### Problem
Scan the data. Collect each line that contains the word "unter".

(Stored data)
■ ■ ■ ■ ■ ■ ■
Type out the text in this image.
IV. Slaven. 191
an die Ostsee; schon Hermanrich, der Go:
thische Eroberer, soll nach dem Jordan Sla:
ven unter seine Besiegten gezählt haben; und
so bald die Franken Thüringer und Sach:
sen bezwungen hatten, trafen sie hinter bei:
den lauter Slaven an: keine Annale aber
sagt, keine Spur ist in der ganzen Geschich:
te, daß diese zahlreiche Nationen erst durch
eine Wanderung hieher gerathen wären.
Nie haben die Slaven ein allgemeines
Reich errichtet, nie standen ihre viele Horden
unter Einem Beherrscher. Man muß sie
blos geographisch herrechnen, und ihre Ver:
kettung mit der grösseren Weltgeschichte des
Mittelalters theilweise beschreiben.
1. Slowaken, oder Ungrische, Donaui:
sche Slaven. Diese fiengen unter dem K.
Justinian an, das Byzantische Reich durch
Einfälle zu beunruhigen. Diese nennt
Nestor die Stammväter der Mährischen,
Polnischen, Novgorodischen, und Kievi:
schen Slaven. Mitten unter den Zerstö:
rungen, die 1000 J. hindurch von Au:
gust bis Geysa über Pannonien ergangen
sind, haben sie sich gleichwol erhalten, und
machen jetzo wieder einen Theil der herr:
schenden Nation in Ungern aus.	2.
■ ■ ■ ■ ■ ■ ■
### The response
ven unter seine Besiegten gezählt haben; und
unter Einem Beherrscher. Man muß sie
sche Slaven. Diese fiengen unter dem K.
schen Slaven. Mitten unter den Zerstö:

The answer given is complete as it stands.